> _What this task involves_:
Copy out every line in which the string "Optional" occurs.

> _Records provided_:

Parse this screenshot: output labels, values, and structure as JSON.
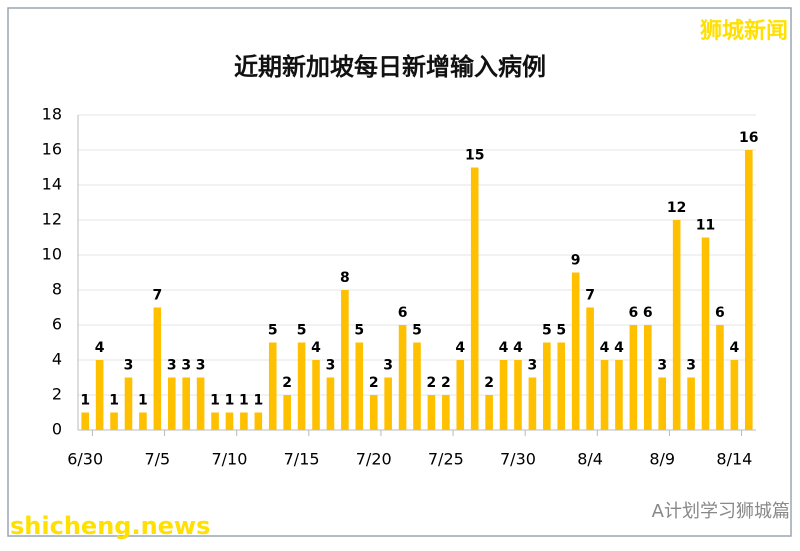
{
  "chart_data": {
    "type": "bar",
    "title": "近期新加坡每日新增输入病例",
    "categories": [
      "6/30",
      null,
      null,
      null,
      null,
      "7/5",
      null,
      null,
      null,
      null,
      "7/10",
      null,
      null,
      null,
      null,
      "7/15",
      null,
      null,
      null,
      null,
      "7/20",
      null,
      null,
      null,
      null,
      "7/25",
      null,
      null,
      null,
      null,
      "7/30",
      null,
      null,
      null,
      null,
      "8/4",
      null,
      null,
      null,
      null,
      "8/9",
      null,
      null,
      null,
      null,
      "8/14",
      null
    ],
    "values": [
      1,
      4,
      1,
      3,
      1,
      7,
      3,
      3,
      3,
      1,
      1,
      1,
      1,
      5,
      2,
      5,
      4,
      3,
      8,
      5,
      2,
      3,
      6,
      5,
      2,
      2,
      4,
      15,
      2,
      4,
      4,
      3,
      5,
      5,
      9,
      7,
      4,
      4,
      6,
      6,
      3,
      12,
      3,
      11,
      6,
      4,
      16
    ],
    "color": "#ffc000",
    "ylim": [
      0,
      18
    ],
    "yticks": [
      0,
      2,
      4,
      6,
      8,
      10,
      12,
      14,
      16,
      18
    ],
    "grid": true,
    "annotations": [
      "狮城新闻",
      "A计划学习狮城篇",
      "shicheng.news"
    ]
  }
}
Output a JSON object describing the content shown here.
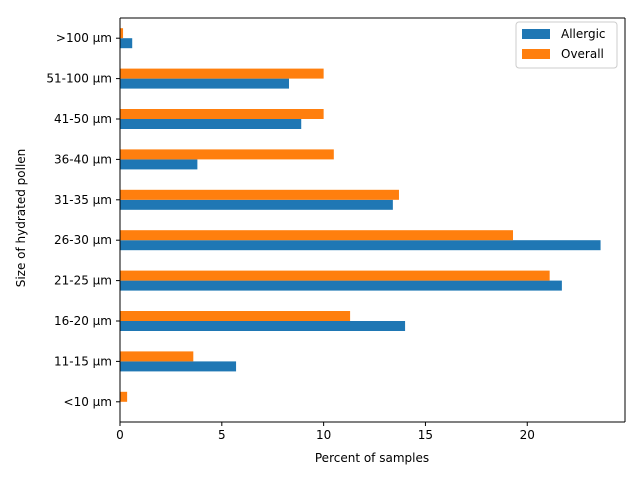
{
  "chart_data": {
    "type": "bar",
    "orientation": "horizontal",
    "title": "",
    "xlabel": "Percent of samples",
    "ylabel": "Size of hydrated pollen",
    "xlim": [
      0,
      24.8
    ],
    "xticks": [
      0,
      5,
      10,
      15,
      20
    ],
    "grid": false,
    "legend_position": "top-right",
    "categories": [
      "<10 µm",
      "11-15 µm",
      "16-20 µm",
      "21-25 µm",
      "26-30 µm",
      "31-35 µm",
      "36-40 µm",
      "41-50 µm",
      "51-100 µm",
      ">100 µm"
    ],
    "series": [
      {
        "name": "Allergic",
        "color": "#1f77b4",
        "values": [
          0.0,
          5.7,
          14.0,
          21.7,
          23.6,
          13.4,
          3.8,
          8.9,
          8.3,
          0.6
        ]
      },
      {
        "name": "Overall",
        "color": "#ff7f0e",
        "values": [
          0.35,
          3.6,
          11.3,
          21.1,
          19.3,
          13.7,
          10.5,
          10.0,
          10.0,
          0.15
        ]
      }
    ]
  }
}
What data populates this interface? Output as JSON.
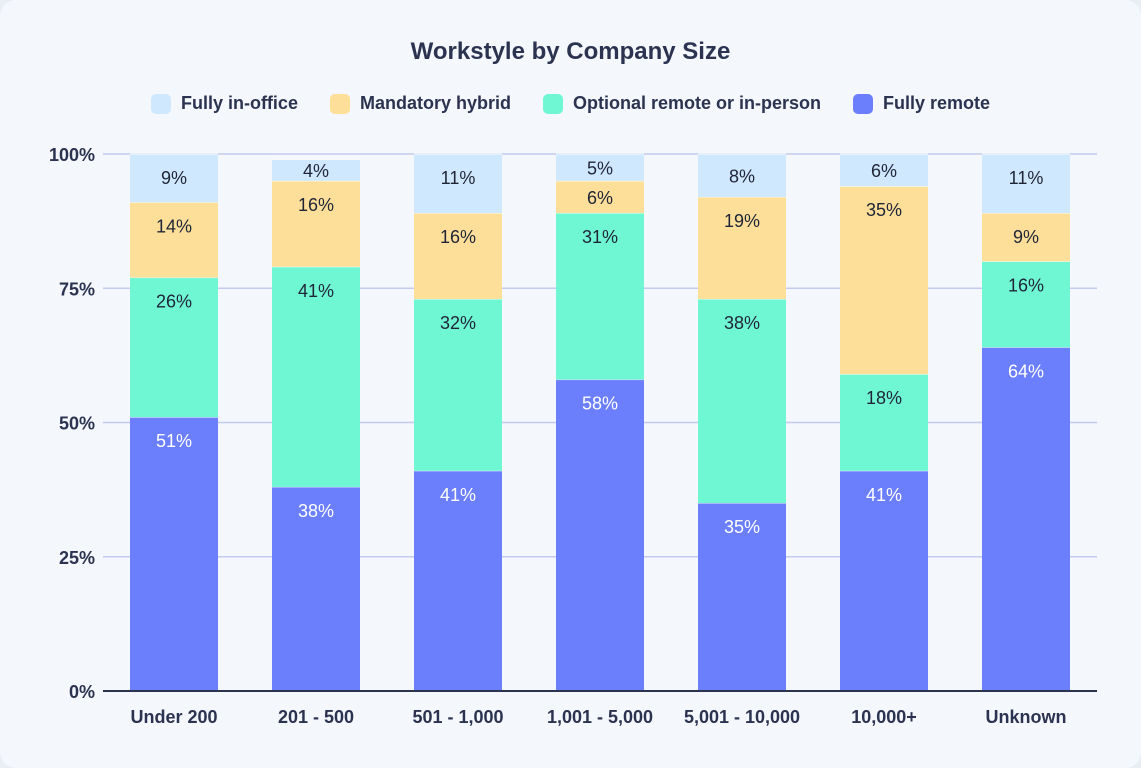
{
  "chart_data": {
    "type": "bar",
    "stacked": true,
    "title": "Workstyle by Company Size",
    "categories": [
      "Under 200",
      "201 - 500",
      "501 - 1,000",
      "1,001 - 5,000",
      "5,001 - 10,000",
      "10,000+",
      "Unknown"
    ],
    "series": [
      {
        "name": "Fully remote",
        "color": "#6b7ffc",
        "label_color": "#ffffff",
        "values": [
          51,
          38,
          41,
          58,
          35,
          41,
          64
        ]
      },
      {
        "name": "Optional remote or in-person",
        "color": "#6ff7d4",
        "label_color": "#1f2437",
        "values": [
          26,
          41,
          32,
          31,
          38,
          18,
          16
        ]
      },
      {
        "name": "Mandatory hybrid",
        "color": "#fddf99",
        "label_color": "#1f2437",
        "values": [
          14,
          16,
          16,
          6,
          19,
          35,
          9
        ]
      },
      {
        "name": "Fully in-office",
        "color": "#d0e8fd",
        "label_color": "#1f2437",
        "values": [
          9,
          4,
          11,
          5,
          8,
          6,
          11
        ]
      }
    ],
    "legend_order": [
      "Fully in-office",
      "Mandatory hybrid",
      "Optional remote or in-person",
      "Fully remote"
    ],
    "legend_position": "top",
    "yticks": [
      "0%",
      "25%",
      "50%",
      "75%",
      "100%"
    ],
    "ylim": [
      0,
      100
    ],
    "grid": true,
    "xlabel": "",
    "ylabel": ""
  }
}
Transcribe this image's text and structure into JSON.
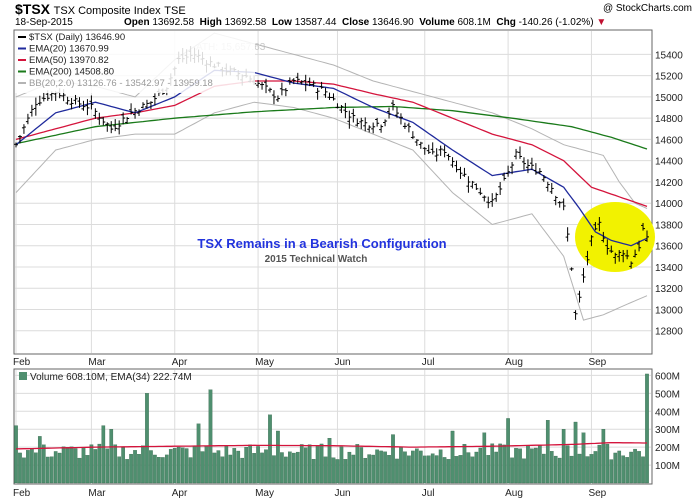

> _Exercise response_:
        "name": "Optional remote or in-person",
      "Optional remote or in-person",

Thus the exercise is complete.